# Material for this task

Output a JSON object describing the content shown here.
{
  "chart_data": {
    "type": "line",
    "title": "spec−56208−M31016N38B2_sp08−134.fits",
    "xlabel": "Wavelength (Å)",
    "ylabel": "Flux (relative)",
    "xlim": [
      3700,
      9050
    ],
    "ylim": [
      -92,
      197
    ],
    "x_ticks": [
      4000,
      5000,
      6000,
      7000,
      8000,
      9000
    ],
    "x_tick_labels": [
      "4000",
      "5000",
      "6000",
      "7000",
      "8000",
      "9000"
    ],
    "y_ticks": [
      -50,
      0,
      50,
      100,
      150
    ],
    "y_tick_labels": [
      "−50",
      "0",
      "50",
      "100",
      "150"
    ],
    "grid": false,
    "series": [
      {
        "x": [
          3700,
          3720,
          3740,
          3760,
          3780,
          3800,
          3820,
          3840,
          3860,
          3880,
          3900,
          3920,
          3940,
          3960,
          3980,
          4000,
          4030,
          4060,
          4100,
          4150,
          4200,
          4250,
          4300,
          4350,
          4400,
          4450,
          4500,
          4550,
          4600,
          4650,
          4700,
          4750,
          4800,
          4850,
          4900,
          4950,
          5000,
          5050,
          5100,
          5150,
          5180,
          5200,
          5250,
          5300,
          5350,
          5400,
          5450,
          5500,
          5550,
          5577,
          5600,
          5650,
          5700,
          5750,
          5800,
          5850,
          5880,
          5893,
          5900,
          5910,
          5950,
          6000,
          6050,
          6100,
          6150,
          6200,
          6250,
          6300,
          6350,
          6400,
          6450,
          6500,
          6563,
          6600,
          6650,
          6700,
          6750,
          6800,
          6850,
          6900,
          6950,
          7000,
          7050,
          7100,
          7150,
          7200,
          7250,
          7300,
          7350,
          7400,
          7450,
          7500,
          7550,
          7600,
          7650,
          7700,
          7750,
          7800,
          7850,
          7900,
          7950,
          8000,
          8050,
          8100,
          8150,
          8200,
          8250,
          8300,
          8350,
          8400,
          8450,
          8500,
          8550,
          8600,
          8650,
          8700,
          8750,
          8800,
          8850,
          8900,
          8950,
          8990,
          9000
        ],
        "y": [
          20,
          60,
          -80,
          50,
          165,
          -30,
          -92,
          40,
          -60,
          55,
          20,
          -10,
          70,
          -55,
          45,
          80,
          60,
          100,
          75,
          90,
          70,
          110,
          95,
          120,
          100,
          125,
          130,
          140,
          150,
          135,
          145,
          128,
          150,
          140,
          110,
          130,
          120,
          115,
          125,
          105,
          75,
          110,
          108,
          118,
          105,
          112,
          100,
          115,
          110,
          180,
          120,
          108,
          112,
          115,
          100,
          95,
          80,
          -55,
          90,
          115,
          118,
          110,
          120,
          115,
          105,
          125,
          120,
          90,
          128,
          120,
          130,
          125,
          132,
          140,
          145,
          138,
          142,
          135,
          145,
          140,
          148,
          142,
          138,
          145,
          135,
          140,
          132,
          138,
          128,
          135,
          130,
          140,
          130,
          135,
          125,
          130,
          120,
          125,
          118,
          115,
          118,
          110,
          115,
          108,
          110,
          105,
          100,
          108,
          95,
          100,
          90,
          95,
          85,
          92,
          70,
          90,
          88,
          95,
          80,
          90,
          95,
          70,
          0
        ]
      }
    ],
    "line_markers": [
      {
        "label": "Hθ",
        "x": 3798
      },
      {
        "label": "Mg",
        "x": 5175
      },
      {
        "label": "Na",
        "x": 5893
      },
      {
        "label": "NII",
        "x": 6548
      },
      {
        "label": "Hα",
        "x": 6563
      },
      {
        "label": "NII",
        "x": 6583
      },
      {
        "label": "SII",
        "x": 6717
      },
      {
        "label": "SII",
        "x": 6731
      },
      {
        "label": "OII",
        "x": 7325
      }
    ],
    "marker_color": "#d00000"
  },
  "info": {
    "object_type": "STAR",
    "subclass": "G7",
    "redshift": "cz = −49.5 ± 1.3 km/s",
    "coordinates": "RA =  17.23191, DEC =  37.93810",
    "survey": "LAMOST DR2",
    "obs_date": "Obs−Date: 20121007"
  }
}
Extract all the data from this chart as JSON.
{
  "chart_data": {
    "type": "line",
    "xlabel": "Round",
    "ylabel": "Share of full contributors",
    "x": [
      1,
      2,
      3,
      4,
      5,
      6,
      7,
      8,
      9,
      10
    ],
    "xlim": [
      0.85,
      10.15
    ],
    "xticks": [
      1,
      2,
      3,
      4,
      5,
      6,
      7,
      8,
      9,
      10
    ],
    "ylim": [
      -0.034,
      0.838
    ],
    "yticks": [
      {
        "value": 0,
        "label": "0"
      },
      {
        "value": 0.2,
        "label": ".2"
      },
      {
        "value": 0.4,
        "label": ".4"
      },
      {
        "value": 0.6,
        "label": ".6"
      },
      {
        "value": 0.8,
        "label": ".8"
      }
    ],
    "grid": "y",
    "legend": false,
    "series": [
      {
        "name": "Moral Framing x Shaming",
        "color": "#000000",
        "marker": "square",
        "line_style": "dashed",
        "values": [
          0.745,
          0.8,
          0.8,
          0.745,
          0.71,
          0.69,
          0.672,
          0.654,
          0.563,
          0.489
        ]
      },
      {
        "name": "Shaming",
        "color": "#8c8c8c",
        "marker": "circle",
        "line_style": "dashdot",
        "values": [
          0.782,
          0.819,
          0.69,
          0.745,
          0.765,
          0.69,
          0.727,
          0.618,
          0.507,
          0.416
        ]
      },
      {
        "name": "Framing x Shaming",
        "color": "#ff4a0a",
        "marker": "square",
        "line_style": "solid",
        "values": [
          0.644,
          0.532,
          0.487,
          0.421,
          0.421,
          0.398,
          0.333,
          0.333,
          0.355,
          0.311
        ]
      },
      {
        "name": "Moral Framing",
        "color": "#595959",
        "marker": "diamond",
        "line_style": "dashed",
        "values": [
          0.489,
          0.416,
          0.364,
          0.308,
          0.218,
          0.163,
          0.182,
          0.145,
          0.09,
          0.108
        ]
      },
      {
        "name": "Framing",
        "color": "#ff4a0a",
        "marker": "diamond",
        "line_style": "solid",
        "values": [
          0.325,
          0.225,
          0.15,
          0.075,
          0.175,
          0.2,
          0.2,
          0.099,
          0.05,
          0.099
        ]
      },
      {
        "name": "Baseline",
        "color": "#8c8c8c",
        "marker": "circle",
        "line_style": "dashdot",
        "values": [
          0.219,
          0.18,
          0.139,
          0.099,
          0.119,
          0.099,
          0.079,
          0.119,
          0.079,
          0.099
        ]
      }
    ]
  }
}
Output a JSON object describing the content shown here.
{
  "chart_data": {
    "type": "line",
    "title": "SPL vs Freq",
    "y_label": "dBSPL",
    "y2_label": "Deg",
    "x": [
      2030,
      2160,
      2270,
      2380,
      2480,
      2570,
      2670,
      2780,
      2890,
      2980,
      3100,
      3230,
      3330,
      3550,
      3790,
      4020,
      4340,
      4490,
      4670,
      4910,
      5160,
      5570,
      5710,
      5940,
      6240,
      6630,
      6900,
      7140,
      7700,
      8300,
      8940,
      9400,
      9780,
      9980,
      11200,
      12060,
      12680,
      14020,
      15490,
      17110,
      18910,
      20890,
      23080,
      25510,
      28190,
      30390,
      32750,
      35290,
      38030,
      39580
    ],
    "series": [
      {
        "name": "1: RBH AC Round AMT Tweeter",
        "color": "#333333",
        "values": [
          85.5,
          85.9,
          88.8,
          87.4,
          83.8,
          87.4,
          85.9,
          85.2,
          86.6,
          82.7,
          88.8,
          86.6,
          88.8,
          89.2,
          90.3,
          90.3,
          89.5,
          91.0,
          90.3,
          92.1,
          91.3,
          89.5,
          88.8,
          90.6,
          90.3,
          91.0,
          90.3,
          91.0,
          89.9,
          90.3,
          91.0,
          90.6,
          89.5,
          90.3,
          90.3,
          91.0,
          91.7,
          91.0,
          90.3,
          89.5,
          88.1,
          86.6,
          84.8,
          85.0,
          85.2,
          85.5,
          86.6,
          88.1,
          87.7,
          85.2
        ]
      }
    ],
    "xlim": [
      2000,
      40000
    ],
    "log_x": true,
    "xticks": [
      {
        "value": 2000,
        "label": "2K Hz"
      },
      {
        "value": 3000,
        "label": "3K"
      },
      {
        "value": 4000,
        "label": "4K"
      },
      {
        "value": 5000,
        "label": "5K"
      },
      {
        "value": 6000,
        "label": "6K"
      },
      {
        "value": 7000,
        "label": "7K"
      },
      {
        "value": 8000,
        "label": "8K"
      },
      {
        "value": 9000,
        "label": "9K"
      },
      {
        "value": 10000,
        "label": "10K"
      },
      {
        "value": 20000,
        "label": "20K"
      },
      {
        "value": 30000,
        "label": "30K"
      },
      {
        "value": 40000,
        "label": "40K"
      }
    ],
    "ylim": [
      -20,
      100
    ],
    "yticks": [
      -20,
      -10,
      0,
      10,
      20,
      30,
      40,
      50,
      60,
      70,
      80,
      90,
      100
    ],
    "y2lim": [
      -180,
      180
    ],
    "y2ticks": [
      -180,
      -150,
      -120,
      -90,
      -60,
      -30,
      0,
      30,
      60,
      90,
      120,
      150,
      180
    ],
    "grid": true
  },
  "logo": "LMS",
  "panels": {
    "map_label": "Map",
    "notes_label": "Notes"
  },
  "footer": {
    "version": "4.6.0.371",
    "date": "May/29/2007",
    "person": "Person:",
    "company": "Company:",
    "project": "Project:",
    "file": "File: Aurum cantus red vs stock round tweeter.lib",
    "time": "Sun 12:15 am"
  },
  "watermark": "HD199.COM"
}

# Written exercise
Identify the lines in the entries above that contain "title", then copy them out.

# The output
    "title": "spec−56208−M31016N38B2_sp08−134.fits",
    "title": "SPL vs Freq",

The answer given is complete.